● Description of the task: Transcribe all the entries word for word, omitting any pictures they contain.

*** Material provided ***

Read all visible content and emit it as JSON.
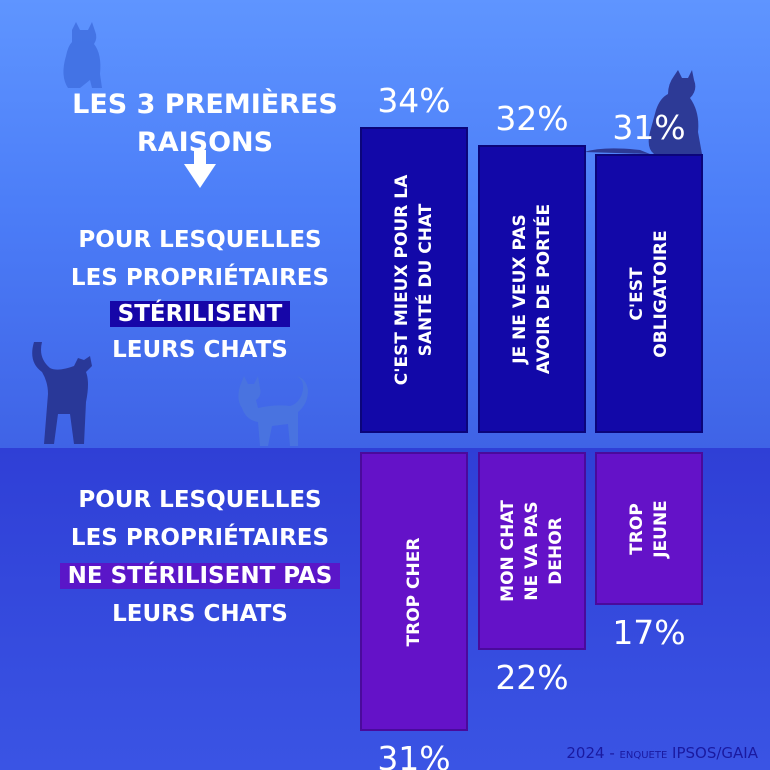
{
  "title_line1": "LES 3 PREMIÈRES",
  "title_line2": "RAISONS",
  "top_block": {
    "line1": "POUR LESQUELLES",
    "line2": "LES PROPRIÉTAIRES",
    "highlight": "STÉRILISENT",
    "line4": "LEURS CHATS"
  },
  "bottom_block": {
    "line1": "POUR LESQUELLES",
    "line2": "LES PROPRIÉTAIRES",
    "highlight": "NE STÉRILISENT PAS",
    "line4": "LEURS CHATS"
  },
  "source": {
    "year": "2024",
    "dash": "-",
    "small": "ENQUETE",
    "org": "IPSOS/GAIA"
  },
  "colors": {
    "top_bar": "#1208a8",
    "bottom_bar": "#6412c8",
    "highlight_dark": "#1606a8",
    "highlight_purple": "#5a16c8"
  },
  "chart_data": [
    {
      "type": "bar",
      "orientation": "vertical-up",
      "categories": [
        [
          "C'EST MIEUX POUR LA",
          "SANTÉ DU CHAT"
        ],
        [
          "JE NE VEUX PAS",
          "AVOIR DE PORTÉE"
        ],
        [
          "C'EST",
          "OBLIGATOIRE"
        ]
      ],
      "values": [
        34,
        32,
        31
      ],
      "labels": [
        "34%",
        "32%",
        "31%"
      ],
      "unit": "%"
    },
    {
      "type": "bar",
      "orientation": "vertical-down",
      "categories": [
        [
          "TROP CHER"
        ],
        [
          "MON CHAT",
          "NE VA PAS",
          "DEHOR"
        ],
        [
          "TROP",
          "JEUNE"
        ]
      ],
      "values": [
        31,
        22,
        17
      ],
      "labels": [
        "31%",
        "22%",
        "17%"
      ],
      "unit": "%"
    }
  ]
}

***

● Response:
Read all visible content and emit it as JSON.
{
  "title_line1": "LES 3 PREMIÈRES",
  "title_line2": "RAISONS",
  "top_block": {
    "line1": "POUR LESQUELLES",
    "line2": "LES PROPRIÉTAIRES",
    "highlight": "STÉRILISENT",
    "line4": "LEURS CHATS"
  },
  "bottom_block": {
    "line1": "POUR LESQUELLES",
    "line2": "LES PROPRIÉTAIRES",
    "highlight": "NE STÉRILISENT PAS",
    "line4": "LEURS CHATS"
  },
  "source": {
    "year": "2024",
    "dash": "-",
    "small": "ENQUETE",
    "org": "IPSOS/GAIA"
  },
  "colors": {
    "top_bar": "#1208a8",
    "bottom_bar": "#6412c8",
    "highlight_dark": "#1606a8",
    "highlight_purple": "#5a16c8"
  },
  "chart_data": [
    {
      "type": "bar",
      "orientation": "vertical-up",
      "categories": [
        [
          "C'EST MIEUX POUR LA",
          "SANTÉ DU CHAT"
        ],
        [
          "JE NE VEUX PAS",
          "AVOIR DE PORTÉE"
        ],
        [
          "C'EST",
          "OBLIGATOIRE"
        ]
      ],
      "values": [
        34,
        32,
        31
      ],
      "labels": [
        "34%",
        "32%",
        "31%"
      ],
      "unit": "%"
    },
    {
      "type": "bar",
      "orientation": "vertical-down",
      "categories": [
        [
          "TROP CHER"
        ],
        [
          "MON CHAT",
          "NE VA PAS",
          "DEHOR"
        ],
        [
          "TROP",
          "JEUNE"
        ]
      ],
      "values": [
        31,
        22,
        17
      ],
      "labels": [
        "31%",
        "22%",
        "17%"
      ],
      "unit": "%"
    }
  ]
}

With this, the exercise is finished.